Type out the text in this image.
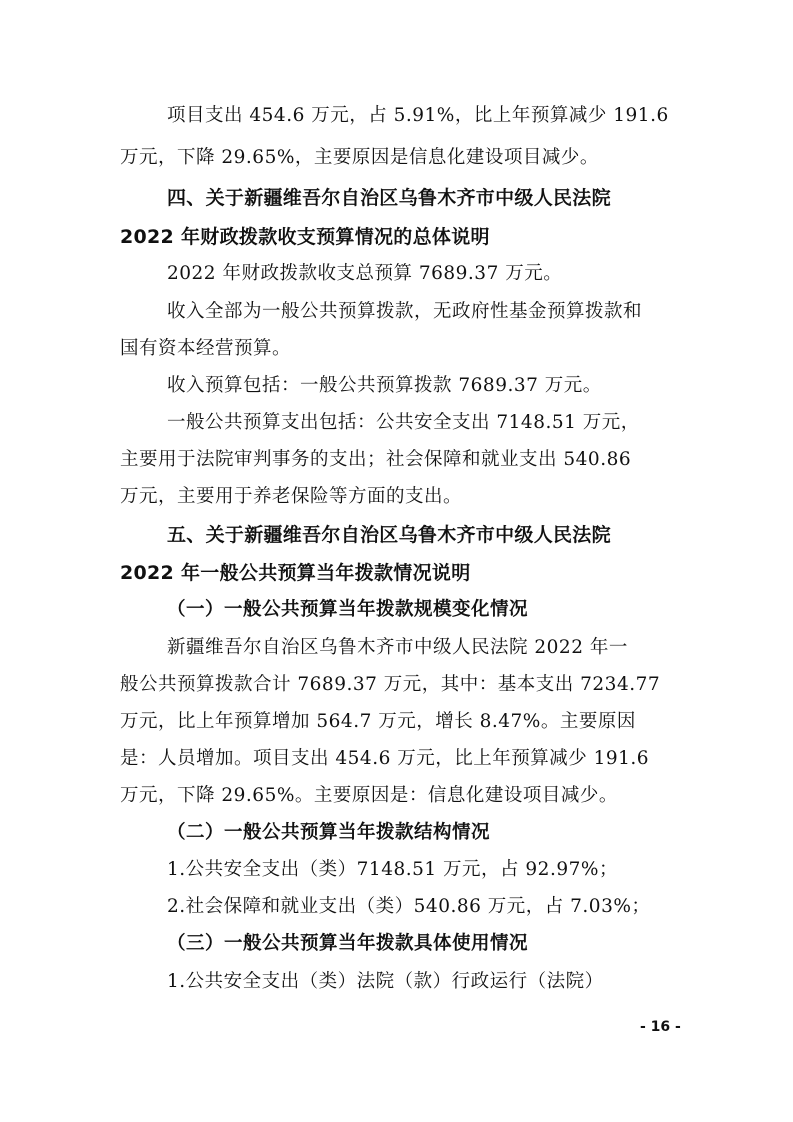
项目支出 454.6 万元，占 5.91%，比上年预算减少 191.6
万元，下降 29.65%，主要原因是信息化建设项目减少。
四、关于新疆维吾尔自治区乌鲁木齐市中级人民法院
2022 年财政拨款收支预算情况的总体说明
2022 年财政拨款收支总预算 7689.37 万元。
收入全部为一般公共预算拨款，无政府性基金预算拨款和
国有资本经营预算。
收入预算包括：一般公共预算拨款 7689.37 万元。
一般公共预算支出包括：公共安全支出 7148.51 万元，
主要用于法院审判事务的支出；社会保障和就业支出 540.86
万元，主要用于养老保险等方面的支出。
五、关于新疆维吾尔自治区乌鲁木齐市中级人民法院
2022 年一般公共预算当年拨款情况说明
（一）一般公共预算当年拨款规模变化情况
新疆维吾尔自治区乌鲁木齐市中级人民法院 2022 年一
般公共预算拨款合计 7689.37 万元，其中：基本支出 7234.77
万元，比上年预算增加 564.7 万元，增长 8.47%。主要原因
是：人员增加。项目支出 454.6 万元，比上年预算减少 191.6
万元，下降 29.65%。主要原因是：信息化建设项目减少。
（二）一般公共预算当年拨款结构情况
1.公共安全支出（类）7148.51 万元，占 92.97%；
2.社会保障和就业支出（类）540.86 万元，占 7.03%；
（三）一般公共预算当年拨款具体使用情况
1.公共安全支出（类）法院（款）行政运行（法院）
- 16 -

◇ ◇ ◇ ◇

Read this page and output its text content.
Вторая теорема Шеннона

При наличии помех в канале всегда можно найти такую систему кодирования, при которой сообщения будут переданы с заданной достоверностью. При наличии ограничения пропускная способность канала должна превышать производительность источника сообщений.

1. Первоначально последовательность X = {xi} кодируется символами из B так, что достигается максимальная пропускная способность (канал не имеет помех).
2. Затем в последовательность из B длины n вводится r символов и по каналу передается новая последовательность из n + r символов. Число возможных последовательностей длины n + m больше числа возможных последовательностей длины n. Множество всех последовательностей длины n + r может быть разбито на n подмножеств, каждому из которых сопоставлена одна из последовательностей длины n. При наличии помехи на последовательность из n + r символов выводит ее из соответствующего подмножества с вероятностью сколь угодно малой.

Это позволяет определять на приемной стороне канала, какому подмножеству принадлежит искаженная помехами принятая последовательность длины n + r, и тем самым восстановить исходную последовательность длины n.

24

◇ ◇ ◇ ◇

> **Task prompt**
Identify every line above that includes the word "比上年预算减少", and show those lines.

> **Response to this task**
项目支出 454.6 万元，占 5.91%，比上年预算减少 191.6
是：人员增加。项目支出 454.6 万元，比上年预算减少 191.6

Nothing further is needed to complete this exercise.